Required task: Count the lines in the records that contain the string "body" with the same capitalization, and reply with the number alone.

— begin Given information —

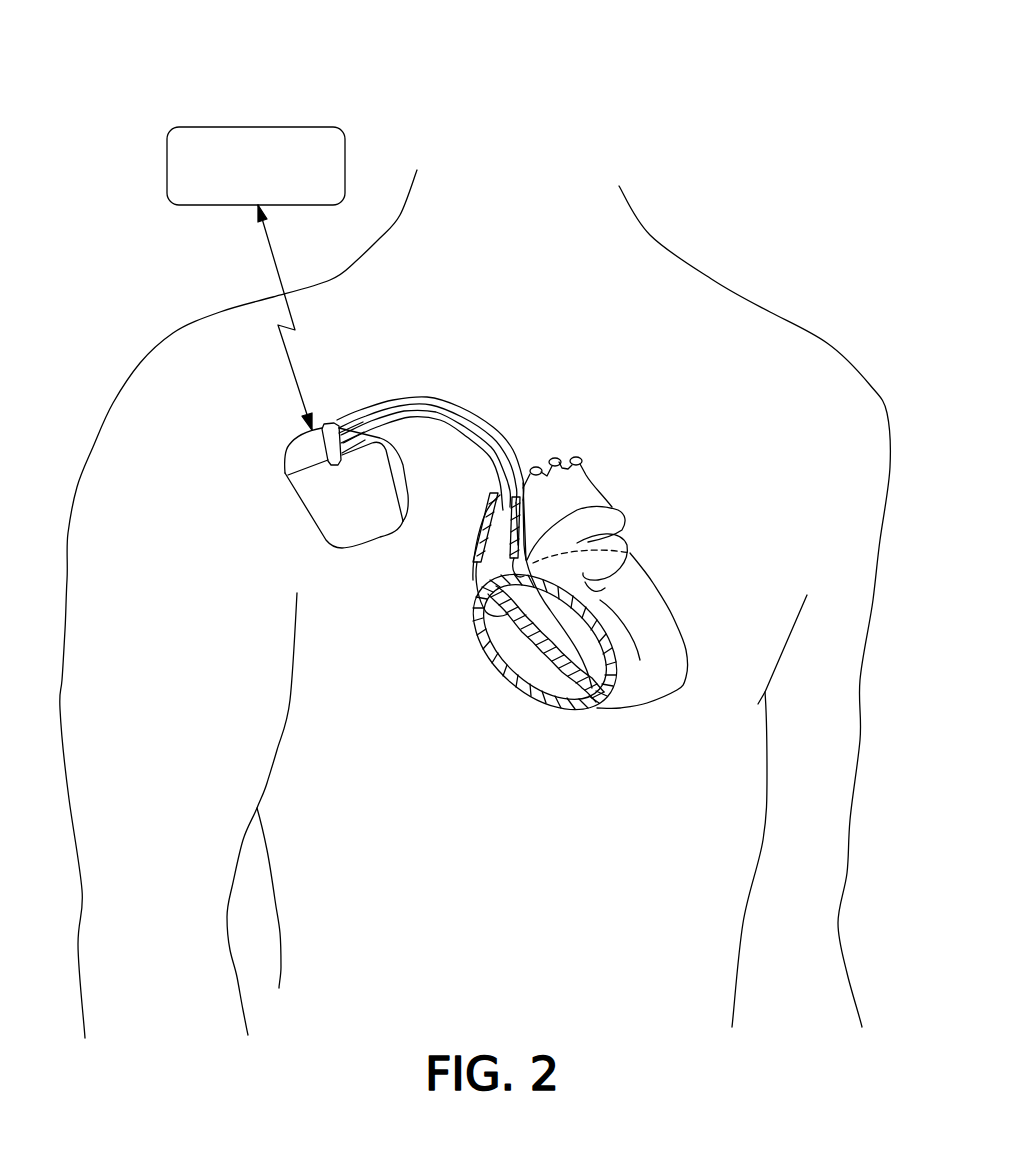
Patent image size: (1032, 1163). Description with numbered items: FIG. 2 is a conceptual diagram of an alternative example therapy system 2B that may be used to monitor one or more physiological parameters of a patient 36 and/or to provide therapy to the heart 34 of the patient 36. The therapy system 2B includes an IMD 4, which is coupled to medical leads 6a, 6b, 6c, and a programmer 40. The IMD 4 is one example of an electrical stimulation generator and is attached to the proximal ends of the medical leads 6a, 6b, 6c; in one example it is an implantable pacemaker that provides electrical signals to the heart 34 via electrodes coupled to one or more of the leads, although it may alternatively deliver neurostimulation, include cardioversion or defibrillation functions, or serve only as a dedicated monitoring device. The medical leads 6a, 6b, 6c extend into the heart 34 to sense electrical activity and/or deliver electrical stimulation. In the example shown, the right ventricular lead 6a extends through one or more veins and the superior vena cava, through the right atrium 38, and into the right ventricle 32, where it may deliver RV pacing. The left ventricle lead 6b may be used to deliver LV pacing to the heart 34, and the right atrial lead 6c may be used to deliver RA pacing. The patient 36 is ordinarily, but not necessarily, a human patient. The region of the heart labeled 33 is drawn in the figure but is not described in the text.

The therapy system 2B is at (635, 92).
The patient 36 is at (738, 290).
The programmer 40 is at (244, 193).
The IMD 4 is at (288, 512).
The right ventricular lead 6a is at (465, 417).
The left ventricle lead 6b is at (517, 448).
The right atrial lead 6c is at (480, 447).
The heart 34 is at (643, 740).
The right ventricle 32 is at (523, 668).
The right atrium 38 is at (492, 595).
The left ventricle 33 is at (660, 633).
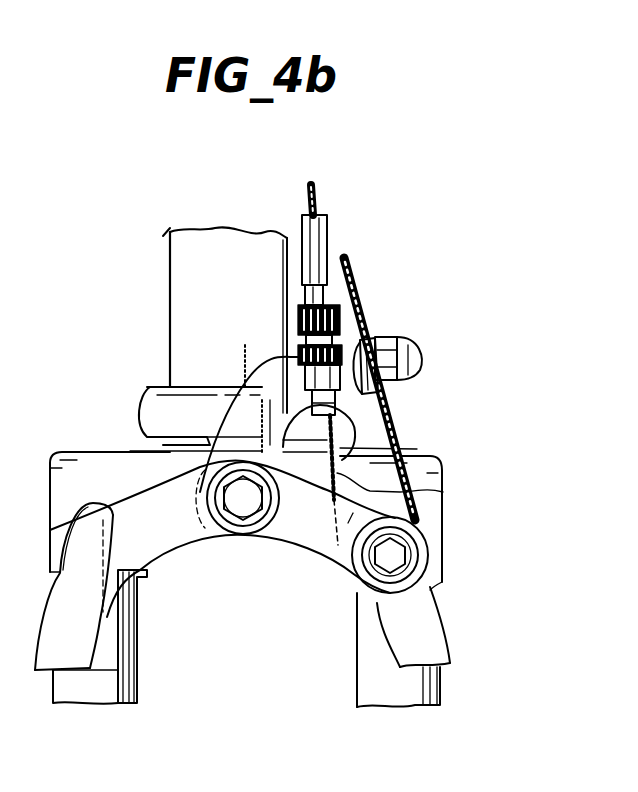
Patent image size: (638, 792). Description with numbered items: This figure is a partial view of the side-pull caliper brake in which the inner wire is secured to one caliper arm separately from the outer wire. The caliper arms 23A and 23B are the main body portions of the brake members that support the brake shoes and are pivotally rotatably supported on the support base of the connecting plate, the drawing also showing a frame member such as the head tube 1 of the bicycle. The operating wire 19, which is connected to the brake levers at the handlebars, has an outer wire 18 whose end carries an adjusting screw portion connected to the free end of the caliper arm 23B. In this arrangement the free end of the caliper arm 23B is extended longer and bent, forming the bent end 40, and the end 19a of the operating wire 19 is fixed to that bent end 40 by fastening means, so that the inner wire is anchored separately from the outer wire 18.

The head tube 1 is at (183, 246).
The outer wire 18 is at (323, 233).
The bent end 40 is at (368, 340).
The caliper arm 23B is at (247, 413).
The end of the operating wire 19a is at (385, 400).
The operating wire 19 is at (400, 492).
The caliper arm 23A is at (73, 645).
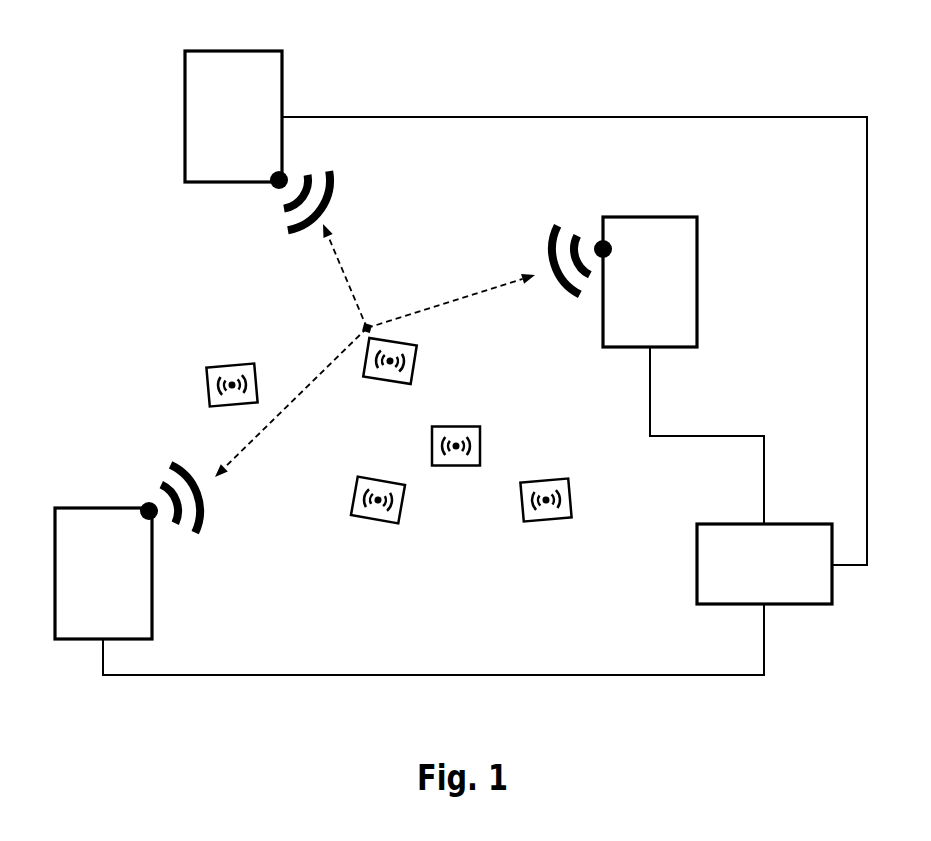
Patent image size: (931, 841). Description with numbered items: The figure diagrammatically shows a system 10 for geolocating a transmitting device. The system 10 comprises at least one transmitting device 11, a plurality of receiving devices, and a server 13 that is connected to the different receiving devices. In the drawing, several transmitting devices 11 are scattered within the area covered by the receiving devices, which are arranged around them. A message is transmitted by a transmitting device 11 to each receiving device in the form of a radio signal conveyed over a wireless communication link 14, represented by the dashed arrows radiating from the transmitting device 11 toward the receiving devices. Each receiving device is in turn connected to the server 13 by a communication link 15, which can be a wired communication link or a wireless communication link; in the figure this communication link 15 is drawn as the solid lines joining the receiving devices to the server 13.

The system for geolocating 10 is at (123, 49).
The transmitting device 11 is at (417, 352).
The server 13 is at (697, 576).
The wireless communication link 14 is at (473, 292).
The communication link 15 is at (612, 117).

— end Given information —

Solution to the problem: 1